--- Start Exercise material ---
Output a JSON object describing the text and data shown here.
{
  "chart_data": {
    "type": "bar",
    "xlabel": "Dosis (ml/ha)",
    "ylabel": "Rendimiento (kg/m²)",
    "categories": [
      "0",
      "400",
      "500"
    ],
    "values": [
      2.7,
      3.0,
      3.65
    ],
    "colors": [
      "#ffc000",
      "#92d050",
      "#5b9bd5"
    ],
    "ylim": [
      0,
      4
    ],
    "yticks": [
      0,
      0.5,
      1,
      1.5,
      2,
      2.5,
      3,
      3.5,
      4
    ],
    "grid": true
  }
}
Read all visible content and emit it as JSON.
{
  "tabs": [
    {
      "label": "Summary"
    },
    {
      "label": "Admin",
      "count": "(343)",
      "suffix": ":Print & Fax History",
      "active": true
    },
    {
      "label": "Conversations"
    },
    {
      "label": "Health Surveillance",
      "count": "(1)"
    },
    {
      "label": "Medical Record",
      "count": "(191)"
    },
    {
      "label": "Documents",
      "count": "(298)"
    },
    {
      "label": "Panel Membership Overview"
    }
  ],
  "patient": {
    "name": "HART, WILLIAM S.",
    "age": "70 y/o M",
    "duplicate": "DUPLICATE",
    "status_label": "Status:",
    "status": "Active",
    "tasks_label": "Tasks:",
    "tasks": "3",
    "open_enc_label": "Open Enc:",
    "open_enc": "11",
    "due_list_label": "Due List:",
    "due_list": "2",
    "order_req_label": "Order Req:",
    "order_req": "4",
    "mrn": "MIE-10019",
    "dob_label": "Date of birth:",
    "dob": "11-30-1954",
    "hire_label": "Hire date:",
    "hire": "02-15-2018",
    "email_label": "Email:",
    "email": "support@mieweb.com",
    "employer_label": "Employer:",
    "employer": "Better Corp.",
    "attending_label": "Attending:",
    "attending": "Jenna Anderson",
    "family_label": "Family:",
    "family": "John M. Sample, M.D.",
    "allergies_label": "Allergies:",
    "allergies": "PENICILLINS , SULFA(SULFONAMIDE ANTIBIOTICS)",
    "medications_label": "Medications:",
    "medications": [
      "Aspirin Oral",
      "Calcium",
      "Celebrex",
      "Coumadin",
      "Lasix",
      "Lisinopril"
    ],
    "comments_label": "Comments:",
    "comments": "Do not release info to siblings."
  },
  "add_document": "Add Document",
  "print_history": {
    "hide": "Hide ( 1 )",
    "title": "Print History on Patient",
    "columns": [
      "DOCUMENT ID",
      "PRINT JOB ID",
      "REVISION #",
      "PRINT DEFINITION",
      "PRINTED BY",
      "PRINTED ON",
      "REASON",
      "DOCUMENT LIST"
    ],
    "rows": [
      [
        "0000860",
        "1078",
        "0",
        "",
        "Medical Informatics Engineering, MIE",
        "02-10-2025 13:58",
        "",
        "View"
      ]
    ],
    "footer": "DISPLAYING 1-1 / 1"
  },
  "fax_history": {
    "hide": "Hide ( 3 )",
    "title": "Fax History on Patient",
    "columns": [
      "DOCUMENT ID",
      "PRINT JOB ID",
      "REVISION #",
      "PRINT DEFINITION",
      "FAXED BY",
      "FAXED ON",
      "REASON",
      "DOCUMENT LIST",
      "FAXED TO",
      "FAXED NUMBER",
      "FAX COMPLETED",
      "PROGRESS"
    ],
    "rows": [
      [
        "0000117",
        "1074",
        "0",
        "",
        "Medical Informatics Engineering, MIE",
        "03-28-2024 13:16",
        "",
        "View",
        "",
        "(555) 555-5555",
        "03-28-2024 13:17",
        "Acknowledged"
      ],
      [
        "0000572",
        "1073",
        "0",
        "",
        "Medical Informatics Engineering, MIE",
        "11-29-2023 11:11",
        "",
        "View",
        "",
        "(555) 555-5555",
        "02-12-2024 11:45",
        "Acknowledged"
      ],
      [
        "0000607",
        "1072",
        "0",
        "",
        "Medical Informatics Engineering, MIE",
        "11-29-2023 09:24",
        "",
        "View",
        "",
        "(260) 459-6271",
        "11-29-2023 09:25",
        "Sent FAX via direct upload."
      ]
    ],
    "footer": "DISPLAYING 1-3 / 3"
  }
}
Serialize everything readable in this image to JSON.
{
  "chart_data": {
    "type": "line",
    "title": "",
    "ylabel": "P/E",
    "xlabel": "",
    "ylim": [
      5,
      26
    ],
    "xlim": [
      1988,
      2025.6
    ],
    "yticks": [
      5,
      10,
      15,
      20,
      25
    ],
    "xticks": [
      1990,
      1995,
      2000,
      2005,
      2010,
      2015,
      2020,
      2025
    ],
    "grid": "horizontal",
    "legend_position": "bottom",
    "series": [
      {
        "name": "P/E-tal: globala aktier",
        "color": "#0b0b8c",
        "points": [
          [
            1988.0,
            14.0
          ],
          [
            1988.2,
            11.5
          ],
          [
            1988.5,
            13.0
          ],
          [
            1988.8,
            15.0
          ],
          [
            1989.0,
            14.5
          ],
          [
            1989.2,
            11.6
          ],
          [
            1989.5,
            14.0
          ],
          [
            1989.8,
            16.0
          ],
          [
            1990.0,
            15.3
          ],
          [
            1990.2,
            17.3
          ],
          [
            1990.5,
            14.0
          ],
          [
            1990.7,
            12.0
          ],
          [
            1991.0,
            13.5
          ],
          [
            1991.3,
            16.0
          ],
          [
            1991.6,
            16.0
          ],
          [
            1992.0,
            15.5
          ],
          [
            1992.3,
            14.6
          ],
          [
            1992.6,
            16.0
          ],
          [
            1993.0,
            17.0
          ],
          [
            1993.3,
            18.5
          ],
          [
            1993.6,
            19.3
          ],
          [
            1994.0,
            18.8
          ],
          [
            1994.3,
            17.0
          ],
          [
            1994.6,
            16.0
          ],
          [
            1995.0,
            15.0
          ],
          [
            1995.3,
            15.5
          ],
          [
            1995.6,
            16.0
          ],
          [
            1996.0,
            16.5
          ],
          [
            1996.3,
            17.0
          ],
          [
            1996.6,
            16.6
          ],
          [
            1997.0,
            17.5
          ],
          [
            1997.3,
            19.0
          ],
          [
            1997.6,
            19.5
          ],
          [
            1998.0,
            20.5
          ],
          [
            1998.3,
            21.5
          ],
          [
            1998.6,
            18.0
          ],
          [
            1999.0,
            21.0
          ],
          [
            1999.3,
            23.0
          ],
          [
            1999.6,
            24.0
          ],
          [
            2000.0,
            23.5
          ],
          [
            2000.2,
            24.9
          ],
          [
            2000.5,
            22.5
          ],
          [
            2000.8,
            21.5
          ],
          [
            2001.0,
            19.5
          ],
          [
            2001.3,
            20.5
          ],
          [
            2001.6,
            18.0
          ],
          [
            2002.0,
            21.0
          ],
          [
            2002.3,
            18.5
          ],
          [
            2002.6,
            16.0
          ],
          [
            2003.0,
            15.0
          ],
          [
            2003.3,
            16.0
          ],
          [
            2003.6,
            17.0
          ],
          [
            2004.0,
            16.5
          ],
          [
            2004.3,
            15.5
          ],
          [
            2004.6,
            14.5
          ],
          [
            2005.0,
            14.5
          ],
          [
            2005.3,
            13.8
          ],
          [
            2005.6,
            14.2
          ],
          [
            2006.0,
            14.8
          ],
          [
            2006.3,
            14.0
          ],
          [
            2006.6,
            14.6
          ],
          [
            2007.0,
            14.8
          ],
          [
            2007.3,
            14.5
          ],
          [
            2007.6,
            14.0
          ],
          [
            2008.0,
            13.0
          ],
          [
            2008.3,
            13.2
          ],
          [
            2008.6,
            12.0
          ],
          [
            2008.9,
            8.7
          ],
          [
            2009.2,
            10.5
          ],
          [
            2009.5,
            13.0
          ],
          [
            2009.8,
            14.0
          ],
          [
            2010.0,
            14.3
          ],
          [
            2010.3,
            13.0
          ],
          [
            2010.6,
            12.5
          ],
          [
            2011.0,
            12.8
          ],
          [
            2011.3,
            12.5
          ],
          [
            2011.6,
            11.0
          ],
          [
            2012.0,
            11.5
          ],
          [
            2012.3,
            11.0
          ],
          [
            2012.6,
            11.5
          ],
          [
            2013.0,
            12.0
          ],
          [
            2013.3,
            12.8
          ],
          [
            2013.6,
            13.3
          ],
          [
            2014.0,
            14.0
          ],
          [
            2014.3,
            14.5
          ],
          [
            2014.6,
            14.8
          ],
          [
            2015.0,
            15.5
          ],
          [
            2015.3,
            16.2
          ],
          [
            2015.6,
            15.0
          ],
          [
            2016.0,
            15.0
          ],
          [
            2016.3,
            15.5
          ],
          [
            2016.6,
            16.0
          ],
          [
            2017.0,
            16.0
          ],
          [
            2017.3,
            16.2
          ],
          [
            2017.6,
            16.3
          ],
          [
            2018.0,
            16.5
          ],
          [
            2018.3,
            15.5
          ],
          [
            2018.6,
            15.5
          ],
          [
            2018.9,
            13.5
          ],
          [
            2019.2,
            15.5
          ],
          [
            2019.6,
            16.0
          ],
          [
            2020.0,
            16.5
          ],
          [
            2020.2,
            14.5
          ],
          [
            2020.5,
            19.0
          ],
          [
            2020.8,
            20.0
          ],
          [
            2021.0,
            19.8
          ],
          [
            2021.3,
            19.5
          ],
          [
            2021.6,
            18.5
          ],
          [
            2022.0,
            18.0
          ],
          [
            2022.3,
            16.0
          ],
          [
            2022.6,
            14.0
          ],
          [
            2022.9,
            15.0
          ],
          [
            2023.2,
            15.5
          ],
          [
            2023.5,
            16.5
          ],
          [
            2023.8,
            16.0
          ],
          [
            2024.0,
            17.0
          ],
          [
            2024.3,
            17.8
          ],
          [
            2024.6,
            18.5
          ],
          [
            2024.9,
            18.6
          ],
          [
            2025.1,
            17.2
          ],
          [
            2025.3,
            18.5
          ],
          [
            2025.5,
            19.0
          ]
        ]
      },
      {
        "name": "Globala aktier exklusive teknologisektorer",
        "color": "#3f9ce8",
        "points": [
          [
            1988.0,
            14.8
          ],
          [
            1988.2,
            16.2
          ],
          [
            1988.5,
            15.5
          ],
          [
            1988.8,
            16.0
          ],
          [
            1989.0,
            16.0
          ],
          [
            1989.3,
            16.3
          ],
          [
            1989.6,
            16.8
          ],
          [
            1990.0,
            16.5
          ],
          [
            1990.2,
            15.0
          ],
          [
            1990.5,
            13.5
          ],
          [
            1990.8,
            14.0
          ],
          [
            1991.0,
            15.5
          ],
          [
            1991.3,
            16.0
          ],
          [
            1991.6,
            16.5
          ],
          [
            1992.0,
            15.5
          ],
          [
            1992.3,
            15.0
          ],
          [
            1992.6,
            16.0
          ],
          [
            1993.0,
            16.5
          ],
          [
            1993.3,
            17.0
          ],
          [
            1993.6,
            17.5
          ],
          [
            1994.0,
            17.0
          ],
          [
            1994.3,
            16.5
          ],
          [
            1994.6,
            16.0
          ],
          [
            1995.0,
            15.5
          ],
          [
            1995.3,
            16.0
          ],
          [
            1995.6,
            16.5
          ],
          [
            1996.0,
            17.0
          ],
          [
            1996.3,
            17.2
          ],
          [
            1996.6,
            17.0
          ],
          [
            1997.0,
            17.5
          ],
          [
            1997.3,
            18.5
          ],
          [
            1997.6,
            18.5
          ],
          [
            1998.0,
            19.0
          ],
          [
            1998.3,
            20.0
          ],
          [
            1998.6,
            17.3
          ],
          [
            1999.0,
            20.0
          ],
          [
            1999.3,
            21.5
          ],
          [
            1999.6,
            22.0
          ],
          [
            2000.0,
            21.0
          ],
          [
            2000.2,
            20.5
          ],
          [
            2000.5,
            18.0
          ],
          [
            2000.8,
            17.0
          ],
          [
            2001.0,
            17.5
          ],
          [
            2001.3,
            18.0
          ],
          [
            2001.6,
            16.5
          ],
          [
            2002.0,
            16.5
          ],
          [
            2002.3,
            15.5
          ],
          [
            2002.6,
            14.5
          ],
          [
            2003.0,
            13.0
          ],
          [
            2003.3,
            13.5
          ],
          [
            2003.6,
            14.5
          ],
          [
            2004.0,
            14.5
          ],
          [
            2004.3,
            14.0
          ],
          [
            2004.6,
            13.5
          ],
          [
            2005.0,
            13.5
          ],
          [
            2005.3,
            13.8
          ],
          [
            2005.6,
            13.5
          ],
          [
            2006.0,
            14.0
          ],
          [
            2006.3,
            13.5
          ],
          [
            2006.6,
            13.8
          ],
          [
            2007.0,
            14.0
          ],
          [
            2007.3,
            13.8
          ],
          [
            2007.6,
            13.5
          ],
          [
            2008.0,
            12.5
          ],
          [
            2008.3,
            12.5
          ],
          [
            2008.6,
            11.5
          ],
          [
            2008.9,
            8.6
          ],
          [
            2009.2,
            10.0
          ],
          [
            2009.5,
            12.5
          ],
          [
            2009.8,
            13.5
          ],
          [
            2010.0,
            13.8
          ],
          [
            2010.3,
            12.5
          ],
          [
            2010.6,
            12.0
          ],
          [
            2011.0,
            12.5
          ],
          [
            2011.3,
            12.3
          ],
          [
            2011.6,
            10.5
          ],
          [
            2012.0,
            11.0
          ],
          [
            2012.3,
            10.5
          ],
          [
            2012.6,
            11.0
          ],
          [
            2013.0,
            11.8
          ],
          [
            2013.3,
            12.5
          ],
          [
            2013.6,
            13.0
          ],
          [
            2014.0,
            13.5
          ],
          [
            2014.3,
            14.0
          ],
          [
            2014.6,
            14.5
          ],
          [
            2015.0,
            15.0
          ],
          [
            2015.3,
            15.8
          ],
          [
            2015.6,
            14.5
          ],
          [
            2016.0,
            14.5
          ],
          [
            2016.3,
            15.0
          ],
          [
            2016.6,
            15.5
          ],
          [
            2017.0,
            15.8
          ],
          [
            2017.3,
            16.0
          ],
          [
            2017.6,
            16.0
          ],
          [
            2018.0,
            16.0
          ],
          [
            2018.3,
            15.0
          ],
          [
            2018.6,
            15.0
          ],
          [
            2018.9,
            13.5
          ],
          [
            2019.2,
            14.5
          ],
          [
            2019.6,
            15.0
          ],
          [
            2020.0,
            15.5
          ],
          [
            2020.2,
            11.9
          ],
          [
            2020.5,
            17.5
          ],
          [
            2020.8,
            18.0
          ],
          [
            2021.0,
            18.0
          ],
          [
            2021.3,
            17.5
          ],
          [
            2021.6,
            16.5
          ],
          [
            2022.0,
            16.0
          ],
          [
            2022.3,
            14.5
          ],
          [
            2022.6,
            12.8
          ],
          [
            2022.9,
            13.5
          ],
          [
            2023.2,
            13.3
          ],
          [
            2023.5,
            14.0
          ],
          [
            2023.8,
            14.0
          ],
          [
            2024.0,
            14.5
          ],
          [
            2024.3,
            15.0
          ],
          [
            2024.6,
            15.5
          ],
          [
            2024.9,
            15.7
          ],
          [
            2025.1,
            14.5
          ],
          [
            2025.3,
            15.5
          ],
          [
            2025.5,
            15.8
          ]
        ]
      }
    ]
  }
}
--- End Exercise material ---
Exercise requirements
Pull every line containing the word "FAXED" out of the material and copy it.

The response
      "FAXED BY",
      "FAXED ON",
      "FAXED TO",
      "FAXED NUMBER",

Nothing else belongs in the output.